━━ SUPPLIED RECORDS

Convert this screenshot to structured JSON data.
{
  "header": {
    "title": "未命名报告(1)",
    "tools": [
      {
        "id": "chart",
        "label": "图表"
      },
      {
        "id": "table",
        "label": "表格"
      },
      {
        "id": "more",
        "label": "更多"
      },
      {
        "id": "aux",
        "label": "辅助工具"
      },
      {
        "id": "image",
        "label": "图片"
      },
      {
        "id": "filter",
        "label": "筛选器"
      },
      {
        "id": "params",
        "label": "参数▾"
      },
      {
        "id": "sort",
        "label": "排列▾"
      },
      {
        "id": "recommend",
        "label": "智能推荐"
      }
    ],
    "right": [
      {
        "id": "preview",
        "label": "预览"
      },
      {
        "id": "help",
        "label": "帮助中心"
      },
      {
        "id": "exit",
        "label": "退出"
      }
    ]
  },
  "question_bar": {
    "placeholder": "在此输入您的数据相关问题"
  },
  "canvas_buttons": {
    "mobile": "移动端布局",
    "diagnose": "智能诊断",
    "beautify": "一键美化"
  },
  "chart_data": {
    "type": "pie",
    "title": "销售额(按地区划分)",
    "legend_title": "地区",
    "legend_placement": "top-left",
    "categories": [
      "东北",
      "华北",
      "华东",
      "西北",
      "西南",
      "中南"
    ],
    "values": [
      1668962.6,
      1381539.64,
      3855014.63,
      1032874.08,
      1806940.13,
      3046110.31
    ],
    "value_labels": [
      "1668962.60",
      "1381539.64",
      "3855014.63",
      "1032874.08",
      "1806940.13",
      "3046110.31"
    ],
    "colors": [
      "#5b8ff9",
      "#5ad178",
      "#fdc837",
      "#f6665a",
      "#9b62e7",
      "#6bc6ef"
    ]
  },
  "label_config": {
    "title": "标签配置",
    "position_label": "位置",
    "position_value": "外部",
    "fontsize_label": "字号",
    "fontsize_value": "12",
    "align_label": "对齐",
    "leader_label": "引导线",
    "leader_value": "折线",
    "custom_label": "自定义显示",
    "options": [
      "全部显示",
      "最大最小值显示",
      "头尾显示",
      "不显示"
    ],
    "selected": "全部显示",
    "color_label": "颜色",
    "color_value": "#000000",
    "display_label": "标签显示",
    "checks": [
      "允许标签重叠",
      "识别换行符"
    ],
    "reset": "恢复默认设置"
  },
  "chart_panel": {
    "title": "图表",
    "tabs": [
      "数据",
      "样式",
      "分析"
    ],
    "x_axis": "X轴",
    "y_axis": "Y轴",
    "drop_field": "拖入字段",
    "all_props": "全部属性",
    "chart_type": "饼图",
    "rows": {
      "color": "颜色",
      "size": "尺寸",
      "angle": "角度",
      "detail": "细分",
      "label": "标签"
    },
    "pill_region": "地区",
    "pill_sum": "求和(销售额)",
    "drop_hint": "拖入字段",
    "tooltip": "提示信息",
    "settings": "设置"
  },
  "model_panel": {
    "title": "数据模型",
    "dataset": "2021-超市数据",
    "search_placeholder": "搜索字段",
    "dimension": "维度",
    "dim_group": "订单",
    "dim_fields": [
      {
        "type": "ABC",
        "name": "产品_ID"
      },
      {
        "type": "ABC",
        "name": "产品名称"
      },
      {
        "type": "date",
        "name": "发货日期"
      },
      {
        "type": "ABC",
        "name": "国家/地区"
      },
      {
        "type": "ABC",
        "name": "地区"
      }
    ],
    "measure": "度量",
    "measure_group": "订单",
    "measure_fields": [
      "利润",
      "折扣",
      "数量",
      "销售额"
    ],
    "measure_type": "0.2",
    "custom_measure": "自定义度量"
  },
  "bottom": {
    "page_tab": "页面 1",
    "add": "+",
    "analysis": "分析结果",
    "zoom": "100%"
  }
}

━━━━

■ DIRECTIONS FOR THIS TASK ■
Nothing should be left out: return all of the records exactly.

■ ANSWER TO THIS TASK ■
Convert this screenshot to structured JSON data.
{
  "header": {
    "title": "未命名报告(1)",
    "tools": [
      {
        "id": "chart",
        "label": "图表"
      },
      {
        "id": "table",
        "label": "表格"
      },
      {
        "id": "more",
        "label": "更多"
      },
      {
        "id": "aux",
        "label": "辅助工具"
      },
      {
        "id": "image",
        "label": "图片"
      },
      {
        "id": "filter",
        "label": "筛选器"
      },
      {
        "id": "params",
        "label": "参数▾"
      },
      {
        "id": "sort",
        "label": "排列▾"
      },
      {
        "id": "recommend",
        "label": "智能推荐"
      }
    ],
    "right": [
      {
        "id": "preview",
        "label": "预览"
      },
      {
        "id": "help",
        "label": "帮助中心"
      },
      {
        "id": "exit",
        "label": "退出"
      }
    ]
  },
  "question_bar": {
    "placeholder": "在此输入您的数据相关问题"
  },
  "canvas_buttons": {
    "mobile": "移动端布局",
    "diagnose": "智能诊断",
    "beautify": "一键美化"
  },
  "chart_data": {
    "type": "pie",
    "title": "销售额(按地区划分)",
    "legend_title": "地区",
    "legend_placement": "top-left",
    "categories": [
      "东北",
      "华北",
      "华东",
      "西北",
      "西南",
      "中南"
    ],
    "values": [
      1668962.6,
      1381539.64,
      3855014.63,
      1032874.08,
      1806940.13,
      3046110.31
    ],
    "value_labels": [
      "1668962.60",
      "1381539.64",
      "3855014.63",
      "1032874.08",
      "1806940.13",
      "3046110.31"
    ],
    "colors": [
      "#5b8ff9",
      "#5ad178",
      "#fdc837",
      "#f6665a",
      "#9b62e7",
      "#6bc6ef"
    ]
  },
  "label_config": {
    "title": "标签配置",
    "position_label": "位置",
    "position_value": "外部",
    "fontsize_label": "字号",
    "fontsize_value": "12",
    "align_label": "对齐",
    "leader_label": "引导线",
    "leader_value": "折线",
    "custom_label": "自定义显示",
    "options": [
      "全部显示",
      "最大最小值显示",
      "头尾显示",
      "不显示"
    ],
    "selected": "全部显示",
    "color_label": "颜色",
    "color_value": "#000000",
    "display_label": "标签显示",
    "checks": [
      "允许标签重叠",
      "识别换行符"
    ],
    "reset": "恢复默认设置"
  },
  "chart_panel": {
    "title": "图表",
    "tabs": [
      "数据",
      "样式",
      "分析"
    ],
    "x_axis": "X轴",
    "y_axis": "Y轴",
    "drop_field": "拖入字段",
    "all_props": "全部属性",
    "chart_type": "饼图",
    "rows": {
      "color": "颜色",
      "size": "尺寸",
      "angle": "角度",
      "detail": "细分",
      "label": "标签"
    },
    "pill_region": "地区",
    "pill_sum": "求和(销售额)",
    "drop_hint": "拖入字段",
    "tooltip": "提示信息",
    "settings": "设置"
  },
  "model_panel": {
    "title": "数据模型",
    "dataset": "2021-超市数据",
    "search_placeholder": "搜索字段",
    "dimension": "维度",
    "dim_group": "订单",
    "dim_fields": [
      {
        "type": "ABC",
        "name": "产品_ID"
      },
      {
        "type": "ABC",
        "name": "产品名称"
      },
      {
        "type": "date",
        "name": "发货日期"
      },
      {
        "type": "ABC",
        "name": "国家/地区"
      },
      {
        "type": "ABC",
        "name": "地区"
      }
    ],
    "measure": "度量",
    "measure_group": "订单",
    "measure_fields": [
      "利润",
      "折扣",
      "数量",
      "销售额"
    ],
    "measure_type": "0.2",
    "custom_measure": "自定义度量"
  },
  "bottom": {
    "page_tab": "页面 1",
    "add": "+",
    "analysis": "分析结果",
    "zoom": "100%"
  }
}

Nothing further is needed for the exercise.